* _To-do list_
**1.** Answer these questions using the thread on the maximum of x+y+z:
(a) In the algebraic solution, for which values of x, y and z is the maximum reached?
(b) In the trigonometric solution, what are x, y and z set equal to?
(c) Why can't z = -2 be substituted?
**2.** In the listing, start at the line containing "staticText: 600 bbox=[12, 330, 26, 341]" and end after the line containing "button[interactable]: 我的 bbox=[225, 526, 338, 570]". Return those lines with "16:00" replaced by "17:00" and nothing else changed.

* _Supplied text_
******************************

This is related to Trig?

Using a bit of algebraic manipulation, we can rewrite the equation as follows: $(x+y+z - 2)^2 = (2-x)(2-y)(2-z)$ Now since the left side of the equation is nonnegative, so is the right side. Hence we can apply the AM-GM inequality to get: $(x+y+z - 2)^2 = (2-x)(2-y)(2-z) \le \left(\frac{6 - (x+y+z)}{3}\right)^3$ Thus if we let $s = x+y+z$ , we get the following inequality: $(s-2)^2 \le \frac{(6-s)^3}{27}$ $27(s-2)^2 + (s-6)^3 \le 0$ $s^3+9s^2-108 \le 0$ $(s-3)(s+6)^2 \le 0$

Therefore $s \le 3$ . Therefore the maximum value of $x+y+z$ is $\boxed{3}$ . Note that this value is achieved when $x = y = z = 1$ .

It can be shown that $(x, y, z) = (2\cos A, 2\cos B, 2\cos C),$ where $A + B + C = \pi$ and $A, B, C < \frac{\pi}{2}$ satisfy the condition given in the problem. Thus, $x + y + z = 2(\cos A + \cos B + \cos C) \leq 2\left(\frac {3}{2}\right) = \boxed{3}.$

. very simple the equation equates to 4 therefore the answer should not exceed or be a little less than 4. since there are 4 terms then it can be 1 multiplied by 4. conclusion, the variables are equal and their value is 1.

(If you didn't manage to see the trig solution like me).

Trying to get the equation into an easier one with only 2 variables, we substitute z=2. Note that we cannot substitute z=-2 since it has to be positive.

******************************

* _Source records_
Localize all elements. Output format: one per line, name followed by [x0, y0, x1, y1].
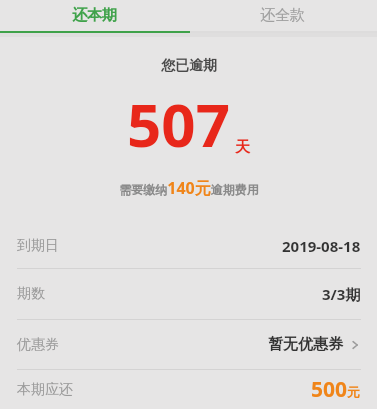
staticText: 天: [235, 138, 250, 157]
staticText: 期数: [17, 285, 45, 303]
button[interactable]: 还本期: [0, 0, 188, 31]
staticText: 3/3期: [322, 284, 361, 304]
staticText: 需要缴纳140元逾期费用: [119, 177, 259, 199]
staticText: 500元: [311, 375, 361, 404]
staticText: 还本期: [72, 6, 117, 25]
staticText: 您已逾期: [161, 57, 217, 75]
staticText: 还全款: [260, 6, 305, 25]
staticText: 暂无优惠券: [268, 335, 343, 354]
staticText: 优惠券: [17, 336, 59, 354]
staticText: 2019-08-18: [282, 236, 361, 256]
button[interactable]: 还全款: [188, 0, 377, 31]
button[interactable]: 优惠券: [0, 320, 377, 369]
staticText: 到期日: [17, 237, 59, 255]
staticText: 本期应还: [17, 381, 73, 399]
staticText: 507: [127, 83, 230, 165]
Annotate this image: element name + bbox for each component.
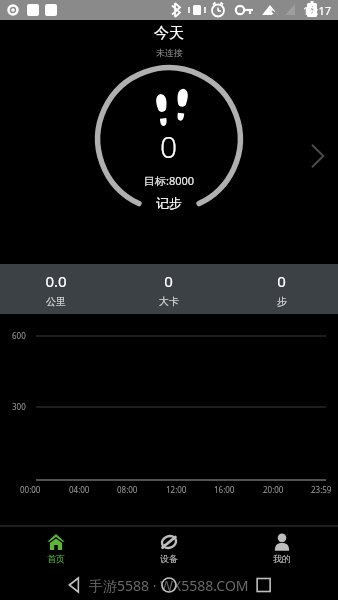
staticText: 600 bbox=[12, 330, 26, 341]
staticText: 23:59 bbox=[311, 484, 332, 495]
staticText: 目标:8000 bbox=[144, 173, 195, 188]
staticText: 20:00 bbox=[263, 484, 284, 495]
staticText: 16:00 bbox=[214, 484, 235, 495]
button[interactable]: 我的 bbox=[225, 526, 338, 570]
staticText: 记步 bbox=[156, 195, 182, 211]
button[interactable]: 首页 bbox=[0, 526, 112, 570]
staticText: 0 bbox=[277, 271, 286, 291]
staticText: 0 bbox=[164, 271, 173, 291]
staticText: 04:00 bbox=[69, 484, 90, 495]
staticText: 12:00 bbox=[166, 484, 187, 495]
staticText: 首页 bbox=[47, 553, 65, 564]
staticText: 手游5588 · WX5588.COM bbox=[89, 576, 249, 595]
staticText: 设备 bbox=[160, 553, 178, 564]
staticText: 300 bbox=[12, 401, 26, 412]
staticText: 步 bbox=[277, 295, 287, 308]
staticText: 未连接 bbox=[156, 47, 183, 58]
button[interactable]: 0 bbox=[94, 64, 244, 214]
staticText: 今天 bbox=[154, 24, 184, 43]
button[interactable]: 0 bbox=[225, 264, 338, 314]
button[interactable]: 设备 bbox=[112, 526, 225, 570]
staticText: 18:17 bbox=[303, 3, 332, 18]
button[interactable]: 0 bbox=[112, 264, 225, 314]
staticText: 我的 bbox=[273, 553, 291, 564]
button[interactable]: 0.0 bbox=[0, 264, 112, 314]
staticText: 0 bbox=[160, 126, 178, 167]
staticText: 08:00 bbox=[117, 484, 138, 495]
staticText: 公里 bbox=[46, 295, 66, 308]
staticText: 00:00 bbox=[20, 484, 41, 495]
button[interactable]: Next day bbox=[306, 136, 330, 176]
staticText: 大卡 bbox=[159, 295, 179, 308]
staticText: 0.0 bbox=[45, 271, 67, 291]
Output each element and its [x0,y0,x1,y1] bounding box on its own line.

******************************

* _The answers_
**1.**
(a) x = y = z = 1
(b) 2cos A, 2cos B and 2cos C, where A + B + C = π and A, B, C < π/2
(c) z has to be positive.

**2.**
staticText: 600 bbox=[12, 330, 26, 341]
staticText: 23:59 bbox=[311, 484, 332, 495]
staticText: 目标:8000 bbox=[144, 173, 195, 188]
staticText: 20:00 bbox=[263, 484, 284, 495]
staticText: 17:00 bbox=[214, 484, 235, 495]
button[interactable]: 我的 bbox=[225, 526, 338, 570]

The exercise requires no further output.